# start of Information given
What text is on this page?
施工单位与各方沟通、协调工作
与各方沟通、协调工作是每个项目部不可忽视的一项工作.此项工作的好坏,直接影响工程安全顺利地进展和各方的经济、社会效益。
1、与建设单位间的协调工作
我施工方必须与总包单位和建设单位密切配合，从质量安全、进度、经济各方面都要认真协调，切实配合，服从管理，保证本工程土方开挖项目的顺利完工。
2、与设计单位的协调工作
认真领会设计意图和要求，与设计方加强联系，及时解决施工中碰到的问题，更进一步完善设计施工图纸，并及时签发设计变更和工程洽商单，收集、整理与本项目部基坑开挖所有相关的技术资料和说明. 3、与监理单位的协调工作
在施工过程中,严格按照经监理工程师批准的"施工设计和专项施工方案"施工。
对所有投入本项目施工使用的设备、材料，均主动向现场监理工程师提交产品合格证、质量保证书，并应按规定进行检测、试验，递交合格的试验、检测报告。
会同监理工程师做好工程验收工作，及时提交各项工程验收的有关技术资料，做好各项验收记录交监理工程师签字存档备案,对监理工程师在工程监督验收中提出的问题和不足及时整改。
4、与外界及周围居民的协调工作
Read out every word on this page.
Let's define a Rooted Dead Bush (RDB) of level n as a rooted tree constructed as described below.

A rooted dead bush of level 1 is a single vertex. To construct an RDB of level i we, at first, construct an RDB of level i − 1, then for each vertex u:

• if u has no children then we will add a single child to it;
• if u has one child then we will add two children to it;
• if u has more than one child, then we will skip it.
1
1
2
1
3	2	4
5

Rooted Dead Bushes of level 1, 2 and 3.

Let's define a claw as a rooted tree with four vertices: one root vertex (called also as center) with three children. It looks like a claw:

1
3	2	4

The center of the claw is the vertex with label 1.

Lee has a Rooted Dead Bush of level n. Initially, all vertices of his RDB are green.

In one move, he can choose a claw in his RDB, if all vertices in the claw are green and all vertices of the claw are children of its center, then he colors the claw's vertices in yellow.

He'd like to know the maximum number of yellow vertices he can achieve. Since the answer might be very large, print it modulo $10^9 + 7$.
# end of Information given
## Set task
Extract the lines above from the one containing "Read out every word on this page." to the last line, both included, exactly as written.

## Full output
Read out every word on this page.
Let's define a Rooted Dead Bush (RDB) of level n as a rooted tree constructed as described below.

A rooted dead bush of level 1 is a single vertex. To construct an RDB of level i we, at first, construct an RDB of level i − 1, then for each vertex u:

• if u has no children then we will add a single child to it;
• if u has one child then we will add two children to it;
• if u has more than one child, then we will skip it.
1
1
2
1
3	2	4
5

Rooted Dead Bushes of level 1, 2 and 3.

Let's define a claw as a rooted tree with four vertices: one root vertex (called also as center) with three children. It looks like a claw:

1
3	2	4

The center of the claw is the vertex with label 1.

Lee has a Rooted Dead Bush of level n. Initially, all vertices of his RDB are green.

In one move, he can choose a claw in his RDB, if all vertices in the claw are green and all vertices of the claw are children of its center, then he colors the claw's vertices in yellow.

He'd like to know the maximum number of yellow vertices he can achieve. Since the answer might be very large, print it modulo $10^9 + 7$.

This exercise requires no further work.